Retype all of the data. Every line must match exactly.

Records from a collection of figures:

** START **

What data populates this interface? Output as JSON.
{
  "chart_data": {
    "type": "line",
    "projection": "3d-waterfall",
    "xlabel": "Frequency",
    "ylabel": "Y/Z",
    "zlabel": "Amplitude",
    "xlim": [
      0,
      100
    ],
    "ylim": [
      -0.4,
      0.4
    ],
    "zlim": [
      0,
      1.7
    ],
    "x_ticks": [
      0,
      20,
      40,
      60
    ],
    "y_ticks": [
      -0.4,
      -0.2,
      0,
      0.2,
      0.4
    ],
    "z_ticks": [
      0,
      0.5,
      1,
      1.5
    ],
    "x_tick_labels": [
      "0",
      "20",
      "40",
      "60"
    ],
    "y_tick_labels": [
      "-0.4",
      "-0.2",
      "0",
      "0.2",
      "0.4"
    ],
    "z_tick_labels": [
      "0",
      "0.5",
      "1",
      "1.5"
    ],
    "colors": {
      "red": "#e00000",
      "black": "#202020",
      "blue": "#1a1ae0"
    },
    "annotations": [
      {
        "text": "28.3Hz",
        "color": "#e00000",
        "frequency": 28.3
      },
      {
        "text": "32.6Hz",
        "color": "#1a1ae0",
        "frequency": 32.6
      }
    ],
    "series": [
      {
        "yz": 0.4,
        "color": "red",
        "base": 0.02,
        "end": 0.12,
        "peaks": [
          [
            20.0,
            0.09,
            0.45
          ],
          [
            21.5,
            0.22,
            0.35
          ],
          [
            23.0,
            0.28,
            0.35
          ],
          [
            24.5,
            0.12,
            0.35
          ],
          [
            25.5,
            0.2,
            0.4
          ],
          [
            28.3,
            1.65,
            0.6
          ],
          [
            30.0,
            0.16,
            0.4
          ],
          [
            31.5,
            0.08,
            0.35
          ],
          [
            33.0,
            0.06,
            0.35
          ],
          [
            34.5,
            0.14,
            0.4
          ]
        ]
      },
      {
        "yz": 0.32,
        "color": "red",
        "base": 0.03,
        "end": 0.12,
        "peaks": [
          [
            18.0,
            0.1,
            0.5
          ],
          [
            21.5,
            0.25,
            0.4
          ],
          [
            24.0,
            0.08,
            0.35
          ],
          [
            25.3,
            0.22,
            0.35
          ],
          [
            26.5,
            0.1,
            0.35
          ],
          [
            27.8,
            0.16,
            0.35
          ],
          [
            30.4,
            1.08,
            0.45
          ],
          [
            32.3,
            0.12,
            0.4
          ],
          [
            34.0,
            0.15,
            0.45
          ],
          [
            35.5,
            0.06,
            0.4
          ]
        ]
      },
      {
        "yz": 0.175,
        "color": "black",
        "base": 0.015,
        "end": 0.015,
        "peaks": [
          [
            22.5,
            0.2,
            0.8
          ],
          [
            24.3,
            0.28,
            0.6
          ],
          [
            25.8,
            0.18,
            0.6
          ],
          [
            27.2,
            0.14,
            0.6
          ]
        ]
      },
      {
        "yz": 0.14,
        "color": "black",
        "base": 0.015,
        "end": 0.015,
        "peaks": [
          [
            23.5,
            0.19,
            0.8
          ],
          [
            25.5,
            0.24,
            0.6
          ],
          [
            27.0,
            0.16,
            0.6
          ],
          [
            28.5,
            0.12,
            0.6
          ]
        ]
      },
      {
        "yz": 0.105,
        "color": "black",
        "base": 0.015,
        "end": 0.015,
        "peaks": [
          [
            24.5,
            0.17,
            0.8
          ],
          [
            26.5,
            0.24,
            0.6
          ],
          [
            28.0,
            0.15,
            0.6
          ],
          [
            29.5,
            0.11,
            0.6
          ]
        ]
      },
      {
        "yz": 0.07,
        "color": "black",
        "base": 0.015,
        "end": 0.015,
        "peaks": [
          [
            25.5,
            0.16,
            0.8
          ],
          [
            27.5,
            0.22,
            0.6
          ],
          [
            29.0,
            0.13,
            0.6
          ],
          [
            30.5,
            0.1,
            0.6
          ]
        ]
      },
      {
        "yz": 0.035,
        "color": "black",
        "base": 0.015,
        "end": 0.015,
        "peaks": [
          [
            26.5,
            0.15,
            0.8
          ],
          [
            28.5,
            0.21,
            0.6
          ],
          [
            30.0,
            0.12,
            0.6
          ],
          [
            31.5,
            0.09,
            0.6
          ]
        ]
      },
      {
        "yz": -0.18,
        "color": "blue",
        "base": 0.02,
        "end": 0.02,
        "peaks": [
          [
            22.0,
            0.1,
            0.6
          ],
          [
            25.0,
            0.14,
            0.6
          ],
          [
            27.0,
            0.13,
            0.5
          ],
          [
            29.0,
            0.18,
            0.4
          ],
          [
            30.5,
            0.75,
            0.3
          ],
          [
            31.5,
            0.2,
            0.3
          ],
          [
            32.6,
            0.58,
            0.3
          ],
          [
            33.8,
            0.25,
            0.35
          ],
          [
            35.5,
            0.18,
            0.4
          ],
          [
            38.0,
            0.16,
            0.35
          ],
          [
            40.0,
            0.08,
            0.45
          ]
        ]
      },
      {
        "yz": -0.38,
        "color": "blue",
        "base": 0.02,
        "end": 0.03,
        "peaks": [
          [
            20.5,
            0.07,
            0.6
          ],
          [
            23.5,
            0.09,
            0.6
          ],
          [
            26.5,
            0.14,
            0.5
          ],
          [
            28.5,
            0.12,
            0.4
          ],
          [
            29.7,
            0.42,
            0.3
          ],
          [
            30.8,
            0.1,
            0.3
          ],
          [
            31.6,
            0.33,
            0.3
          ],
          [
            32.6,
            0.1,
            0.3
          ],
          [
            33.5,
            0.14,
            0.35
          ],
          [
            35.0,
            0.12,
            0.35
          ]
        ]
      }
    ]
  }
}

** END **

- [Response below]:
What data populates this interface? Output as JSON.
{
  "chart_data": {
    "type": "line",
    "projection": "3d-waterfall",
    "xlabel": "Frequency",
    "ylabel": "Y/Z",
    "zlabel": "Amplitude",
    "xlim": [
      0,
      100
    ],
    "ylim": [
      -0.4,
      0.4
    ],
    "zlim": [
      0,
      1.7
    ],
    "x_ticks": [
      0,
      20,
      40,
      60
    ],
    "y_ticks": [
      -0.4,
      -0.2,
      0,
      0.2,
      0.4
    ],
    "z_ticks": [
      0,
      0.5,
      1,
      1.5
    ],
    "x_tick_labels": [
      "0",
      "20",
      "40",
      "60"
    ],
    "y_tick_labels": [
      "-0.4",
      "-0.2",
      "0",
      "0.2",
      "0.4"
    ],
    "z_tick_labels": [
      "0",
      "0.5",
      "1",
      "1.5"
    ],
    "colors": {
      "red": "#e00000",
      "black": "#202020",
      "blue": "#1a1ae0"
    },
    "annotations": [
      {
        "text": "28.3Hz",
        "color": "#e00000",
        "frequency": 28.3
      },
      {
        "text": "32.6Hz",
        "color": "#1a1ae0",
        "frequency": 32.6
      }
    ],
    "series": [
      {
        "yz": 0.4,
        "color": "red",
        "base": 0.02,
        "end": 0.12,
        "peaks": [
          [
            20.0,
            0.09,
            0.45
          ],
          [
            21.5,
            0.22,
            0.35
          ],
          [
            23.0,
            0.28,
            0.35
          ],
          [
            24.5,
            0.12,
            0.35
          ],
          [
            25.5,
            0.2,
            0.4
          ],
          [
            28.3,
            1.65,
            0.6
          ],
          [
            30.0,
            0.16,
            0.4
          ],
          [
            31.5,
            0.08,
            0.35
          ],
          [
            33.0,
            0.06,
            0.35
          ],
          [
            34.5,
            0.14,
            0.4
          ]
        ]
      },
      {
        "yz": 0.32,
        "color": "red",
        "base": 0.03,
        "end": 0.12,
        "peaks": [
          [
            18.0,
            0.1,
            0.5
          ],
          [
            21.5,
            0.25,
            0.4
          ],
          [
            24.0,
            0.08,
            0.35
          ],
          [
            25.3,
            0.22,
            0.35
          ],
          [
            26.5,
            0.1,
            0.35
          ],
          [
            27.8,
            0.16,
            0.35
          ],
          [
            30.4,
            1.08,
            0.45
          ],
          [
            32.3,
            0.12,
            0.4
          ],
          [
            34.0,
            0.15,
            0.45
          ],
          [
            35.5,
            0.06,
            0.4
          ]
        ]
      },
      {
        "yz": 0.175,
        "color": "black",
        "base": 0.015,
        "end": 0.015,
        "peaks": [
          [
            22.5,
            0.2,
            0.8
          ],
          [
            24.3,
            0.28,
            0.6
          ],
          [
            25.8,
            0.18,
            0.6
          ],
          [
            27.2,
            0.14,
            0.6
          ]
        ]
      },
      {
        "yz": 0.14,
        "color": "black",
        "base": 0.015,
        "end": 0.015,
        "peaks": [
          [
            23.5,
            0.19,
            0.8
          ],
          [
            25.5,
            0.24,
            0.6
          ],
          [
            27.0,
            0.16,
            0.6
          ],
          [
            28.5,
            0.12,
            0.6
          ]
        ]
      },
      {
        "yz": 0.105,
        "color": "black",
        "base": 0.015,
        "end": 0.015,
        "peaks": [
          [
            24.5,
            0.17,
            0.8
          ],
          [
            26.5,
            0.24,
            0.6
          ],
          [
            28.0,
            0.15,
            0.6
          ],
          [
            29.5,
            0.11,
            0.6
          ]
        ]
      },
      {
        "yz": 0.07,
        "color": "black",
        "base": 0.015,
        "end": 0.015,
        "peaks": [
          [
            25.5,
            0.16,
            0.8
          ],
          [
            27.5,
            0.22,
            0.6
          ],
          [
            29.0,
            0.13,
            0.6
          ],
          [
            30.5,
            0.1,
            0.6
          ]
        ]
      },
      {
        "yz": 0.035,
        "color": "black",
        "base": 0.015,
        "end": 0.015,
        "peaks": [
          [
            26.5,
            0.15,
            0.8
          ],
          [
            28.5,
            0.21,
            0.6
          ],
          [
            30.0,
            0.12,
            0.6
          ],
          [
            31.5,
            0.09,
            0.6
          ]
        ]
      },
      {
        "yz": -0.18,
        "color": "blue",
        "base": 0.02,
        "end": 0.02,
        "peaks": [
          [
            22.0,
            0.1,
            0.6
          ],
          [
            25.0,
            0.14,
            0.6
          ],
          [
            27.0,
            0.13,
            0.5
          ],
          [
            29.0,
            0.18,
            0.4
          ],
          [
            30.5,
            0.75,
            0.3
          ],
          [
            31.5,
            0.2,
            0.3
          ],
          [
            32.6,
            0.58,
            0.3
          ],
          [
            33.8,
            0.25,
            0.35
          ],
          [
            35.5,
            0.18,
            0.4
          ],
          [
            38.0,
            0.16,
            0.35
          ],
          [
            40.0,
            0.08,
            0.45
          ]
        ]
      },
      {
        "yz": -0.38,
        "color": "blue",
        "base": 0.02,
        "end": 0.03,
        "peaks": [
          [
            20.5,
            0.07,
            0.6
          ],
          [
            23.5,
            0.09,
            0.6
          ],
          [
            26.5,
            0.14,
            0.5
          ],
          [
            28.5,
            0.12,
            0.4
          ],
          [
            29.7,
            0.42,
            0.3
          ],
          [
            30.8,
            0.1,
            0.3
          ],
          [
            31.6,
            0.33,
            0.3
          ],
          [
            32.6,
            0.1,
            0.3
          ],
          [
            33.5,
            0.14,
            0.35
          ],
          [
            35.0,
            0.12,
            0.35
          ]
        ]
      }
    ]
  }
}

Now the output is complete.